EXERCISE PROMPT: Every record below should be written out exactly; pictures stay out.

RECORDS FOR THE EXERCISE:
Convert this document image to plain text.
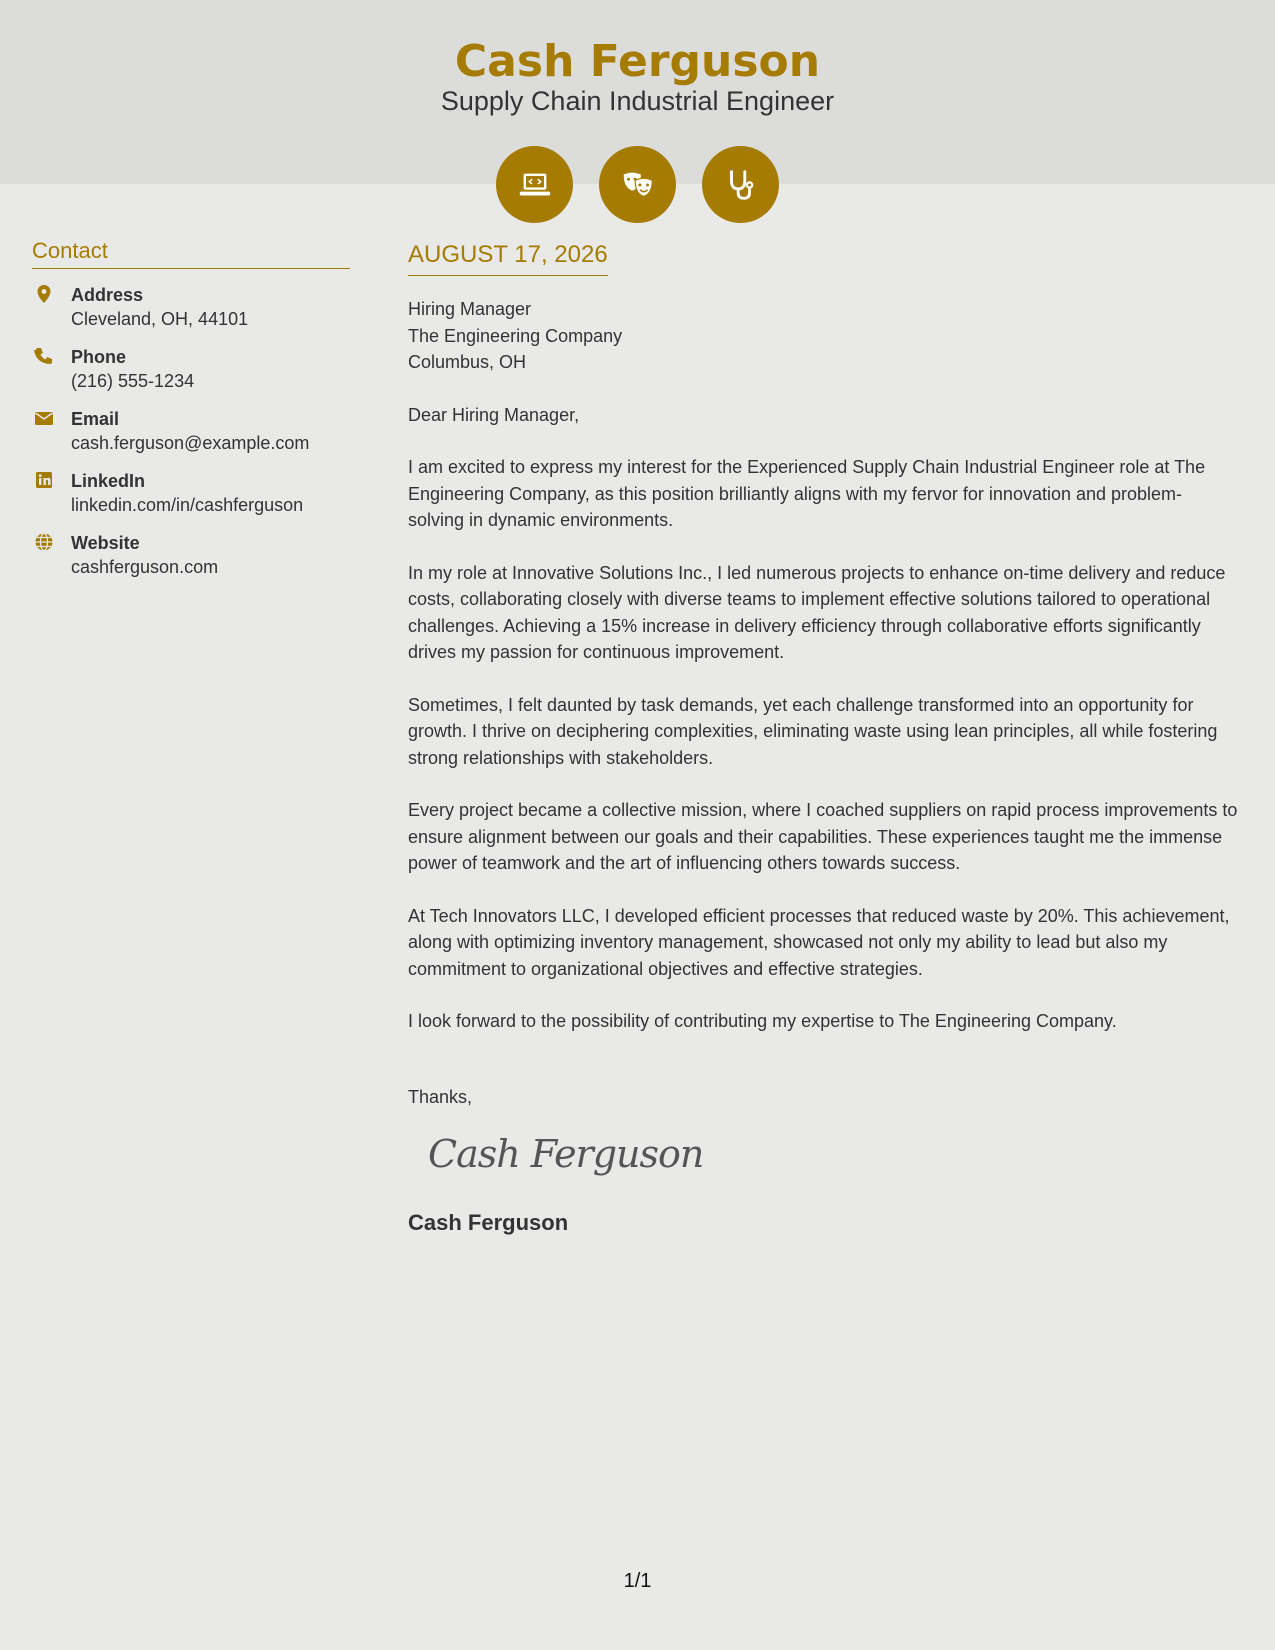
Cash Ferguson
Supply Chain Industrial Engineer
Contact
Address
Cleveland, OH, 44101
Phone
(216) 555-1234
Email
cash.ferguson@example.com
LinkedIn
linkedin.com/in/cashferguson
Website
cashferguson.com
AUGUST 17, 2026
Hiring Manager
The Engineering Company
Columbus, OH

Dear Hiring Manager,

I am excited to express my interest for the Experienced Supply Chain Industrial Engineer role at The Engineering Company, as this position brilliantly aligns with my fervor for innovation and problem-solving in dynamic environments.

In my role at Innovative Solutions Inc., I led numerous projects to enhance on-time delivery and reduce costs, collaborating closely with diverse teams to implement effective solutions tailored to operational challenges. Achieving a 15% increase in delivery efficiency through collaborative efforts significantly drives my passion for continuous improvement.

Sometimes, I felt daunted by task demands, yet each challenge transformed into an opportunity for growth. I thrive on deciphering complexities, eliminating waste using lean principles, all while fostering strong relationships with stakeholders.

Every project became a collective mission, where I coached suppliers on rapid process improvements to ensure alignment between our goals and their capabilities. These experiences taught me the immense power of teamwork and the art of influencing others towards success.

At Tech Innovators LLC, I developed efficient processes that reduced waste by 20%. This achievement, along with optimizing inventory management, showcased not only my ability to lead but also my commitment to organizational objectives and effective strategies.

I look forward to the possibility of contributing my expertise to The Engineering Company.

Thanks,
Cash Ferguson
Cash Ferguson
1/1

FULL SOLUTION:
Convert this document image to plain text.
Cash Ferguson
Supply Chain Industrial Engineer
Contact
Address
Cleveland, OH, 44101
Phone
(216) 555-1234
Email
cash.ferguson@example.com
LinkedIn
linkedin.com/in/cashferguson
Website
cashferguson.com
AUGUST 17, 2026
Hiring Manager
The Engineering Company
Columbus, OH

Dear Hiring Manager,

I am excited to express my interest for the Experienced Supply Chain Industrial Engineer role at The Engineering Company, as this position brilliantly aligns with my fervor for innovation and problem-solving in dynamic environments.

In my role at Innovative Solutions Inc., I led numerous projects to enhance on-time delivery and reduce costs, collaborating closely with diverse teams to implement effective solutions tailored to operational challenges. Achieving a 15% increase in delivery efficiency through collaborative efforts significantly drives my passion for continuous improvement.

Sometimes, I felt daunted by task demands, yet each challenge transformed into an opportunity for growth. I thrive on deciphering complexities, eliminating waste using lean principles, all while fostering strong relationships with stakeholders.

Every project became a collective mission, where I coached suppliers on rapid process improvements to ensure alignment between our goals and their capabilities. These experiences taught me the immense power of teamwork and the art of influencing others towards success.

At Tech Innovators LLC, I developed efficient processes that reduced waste by 20%. This achievement, along with optimizing inventory management, showcased not only my ability to lead but also my commitment to organizational objectives and effective strategies.

I look forward to the possibility of contributing my expertise to The Engineering Company.

Thanks,
Cash Ferguson
Cash Ferguson
1/1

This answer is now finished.